[START OF RECORDS PROVIDED]
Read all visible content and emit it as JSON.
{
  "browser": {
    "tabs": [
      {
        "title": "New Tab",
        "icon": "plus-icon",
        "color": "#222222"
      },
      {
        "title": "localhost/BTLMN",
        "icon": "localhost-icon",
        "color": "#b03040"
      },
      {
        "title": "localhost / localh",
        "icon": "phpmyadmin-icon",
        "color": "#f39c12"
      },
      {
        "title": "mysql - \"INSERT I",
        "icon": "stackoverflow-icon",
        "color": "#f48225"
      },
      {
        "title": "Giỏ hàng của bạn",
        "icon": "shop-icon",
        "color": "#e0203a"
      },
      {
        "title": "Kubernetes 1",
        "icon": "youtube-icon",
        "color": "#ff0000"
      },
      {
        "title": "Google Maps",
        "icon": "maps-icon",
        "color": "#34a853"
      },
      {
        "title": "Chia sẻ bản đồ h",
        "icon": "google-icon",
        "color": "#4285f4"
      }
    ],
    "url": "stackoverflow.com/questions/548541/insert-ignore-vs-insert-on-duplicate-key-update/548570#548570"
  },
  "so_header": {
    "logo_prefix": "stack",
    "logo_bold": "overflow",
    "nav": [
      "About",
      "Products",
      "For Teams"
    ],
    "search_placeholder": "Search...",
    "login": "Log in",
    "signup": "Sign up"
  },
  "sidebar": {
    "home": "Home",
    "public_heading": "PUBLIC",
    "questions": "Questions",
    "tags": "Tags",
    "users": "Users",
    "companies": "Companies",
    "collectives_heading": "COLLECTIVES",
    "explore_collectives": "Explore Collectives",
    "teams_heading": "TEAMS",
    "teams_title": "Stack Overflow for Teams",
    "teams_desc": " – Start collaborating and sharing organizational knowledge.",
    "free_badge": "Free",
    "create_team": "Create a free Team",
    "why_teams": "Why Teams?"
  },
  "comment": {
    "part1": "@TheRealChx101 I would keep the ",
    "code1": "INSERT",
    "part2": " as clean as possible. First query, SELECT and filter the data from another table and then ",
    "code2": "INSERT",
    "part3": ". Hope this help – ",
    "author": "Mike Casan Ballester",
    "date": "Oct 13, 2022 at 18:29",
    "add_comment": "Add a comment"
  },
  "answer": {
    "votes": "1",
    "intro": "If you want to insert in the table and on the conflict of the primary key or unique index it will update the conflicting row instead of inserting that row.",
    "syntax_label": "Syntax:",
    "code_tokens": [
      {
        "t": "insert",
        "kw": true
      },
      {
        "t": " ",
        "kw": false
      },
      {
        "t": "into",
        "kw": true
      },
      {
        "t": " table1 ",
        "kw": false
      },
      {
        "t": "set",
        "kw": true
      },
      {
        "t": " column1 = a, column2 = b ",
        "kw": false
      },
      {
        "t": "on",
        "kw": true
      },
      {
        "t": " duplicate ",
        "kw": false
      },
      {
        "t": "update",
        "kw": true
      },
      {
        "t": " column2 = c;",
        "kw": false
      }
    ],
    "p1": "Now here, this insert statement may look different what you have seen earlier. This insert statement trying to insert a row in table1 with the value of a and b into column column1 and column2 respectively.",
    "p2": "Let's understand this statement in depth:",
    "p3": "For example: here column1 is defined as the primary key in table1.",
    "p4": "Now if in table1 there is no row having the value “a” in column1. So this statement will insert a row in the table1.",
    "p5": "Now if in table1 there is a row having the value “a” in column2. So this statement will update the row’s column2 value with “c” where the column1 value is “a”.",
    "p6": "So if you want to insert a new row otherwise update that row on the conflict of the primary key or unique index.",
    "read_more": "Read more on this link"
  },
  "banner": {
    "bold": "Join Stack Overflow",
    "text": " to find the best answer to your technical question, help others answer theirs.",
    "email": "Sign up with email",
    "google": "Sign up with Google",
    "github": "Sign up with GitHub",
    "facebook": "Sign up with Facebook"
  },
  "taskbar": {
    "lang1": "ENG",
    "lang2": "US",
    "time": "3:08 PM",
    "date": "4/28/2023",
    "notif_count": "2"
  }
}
[END OF RECORDS PROVIDED]
- _PROMPT_:
Produce an exact copy of every entry above.

- _FULL RESPONSE_:
Read all visible content and emit it as JSON.
{
  "browser": {
    "tabs": [
      {
        "title": "New Tab",
        "icon": "plus-icon",
        "color": "#222222"
      },
      {
        "title": "localhost/BTLMN",
        "icon": "localhost-icon",
        "color": "#b03040"
      },
      {
        "title": "localhost / localh",
        "icon": "phpmyadmin-icon",
        "color": "#f39c12"
      },
      {
        "title": "mysql - \"INSERT I",
        "icon": "stackoverflow-icon",
        "color": "#f48225"
      },
      {
        "title": "Giỏ hàng của bạn",
        "icon": "shop-icon",
        "color": "#e0203a"
      },
      {
        "title": "Kubernetes 1",
        "icon": "youtube-icon",
        "color": "#ff0000"
      },
      {
        "title": "Google Maps",
        "icon": "maps-icon",
        "color": "#34a853"
      },
      {
        "title": "Chia sẻ bản đồ h",
        "icon": "google-icon",
        "color": "#4285f4"
      }
    ],
    "url": "stackoverflow.com/questions/548541/insert-ignore-vs-insert-on-duplicate-key-update/548570#548570"
  },
  "so_header": {
    "logo_prefix": "stack",
    "logo_bold": "overflow",
    "nav": [
      "About",
      "Products",
      "For Teams"
    ],
    "search_placeholder": "Search...",
    "login": "Log in",
    "signup": "Sign up"
  },
  "sidebar": {
    "home": "Home",
    "public_heading": "PUBLIC",
    "questions": "Questions",
    "tags": "Tags",
    "users": "Users",
    "companies": "Companies",
    "collectives_heading": "COLLECTIVES",
    "explore_collectives": "Explore Collectives",
    "teams_heading": "TEAMS",
    "teams_title": "Stack Overflow for Teams",
    "teams_desc": " – Start collaborating and sharing organizational knowledge.",
    "free_badge": "Free",
    "create_team": "Create a free Team",
    "why_teams": "Why Teams?"
  },
  "comment": {
    "part1": "@TheRealChx101 I would keep the ",
    "code1": "INSERT",
    "part2": " as clean as possible. First query, SELECT and filter the data from another table and then ",
    "code2": "INSERT",
    "part3": ". Hope this help – ",
    "author": "Mike Casan Ballester",
    "date": "Oct 13, 2022 at 18:29",
    "add_comment": "Add a comment"
  },
  "answer": {
    "votes": "1",
    "intro": "If you want to insert in the table and on the conflict of the primary key or unique index it will update the conflicting row instead of inserting that row.",
    "syntax_label": "Syntax:",
    "code_tokens": [
      {
        "t": "insert",
        "kw": true
      },
      {
        "t": " ",
        "kw": false
      },
      {
        "t": "into",
        "kw": true
      },
      {
        "t": " table1 ",
        "kw": false
      },
      {
        "t": "set",
        "kw": true
      },
      {
        "t": " column1 = a, column2 = b ",
        "kw": false
      },
      {
        "t": "on",
        "kw": true
      },
      {
        "t": " duplicate ",
        "kw": false
      },
      {
        "t": "update",
        "kw": true
      },
      {
        "t": " column2 = c;",
        "kw": false
      }
    ],
    "p1": "Now here, this insert statement may look different what you have seen earlier. This insert statement trying to insert a row in table1 with the value of a and b into column column1 and column2 respectively.",
    "p2": "Let's understand this statement in depth:",
    "p3": "For example: here column1 is defined as the primary key in table1.",
    "p4": "Now if in table1 there is no row having the value “a” in column1. So this statement will insert a row in the table1.",
    "p5": "Now if in table1 there is a row having the value “a” in column2. So this statement will update the row’s column2 value with “c” where the column1 value is “a”.",
    "p6": "So if you want to insert a new row otherwise update that row on the conflict of the primary key or unique index.",
    "read_more": "Read more on this link"
  },
  "banner": {
    "bold": "Join Stack Overflow",
    "text": " to find the best answer to your technical question, help others answer theirs.",
    "email": "Sign up with email",
    "google": "Sign up with Google",
    "github": "Sign up with GitHub",
    "facebook": "Sign up with Facebook"
  },
  "taskbar": {
    "lang1": "ENG",
    "lang2": "US",
    "time": "3:08 PM",
    "date": "4/28/2023",
    "notif_count": "2"
  }
}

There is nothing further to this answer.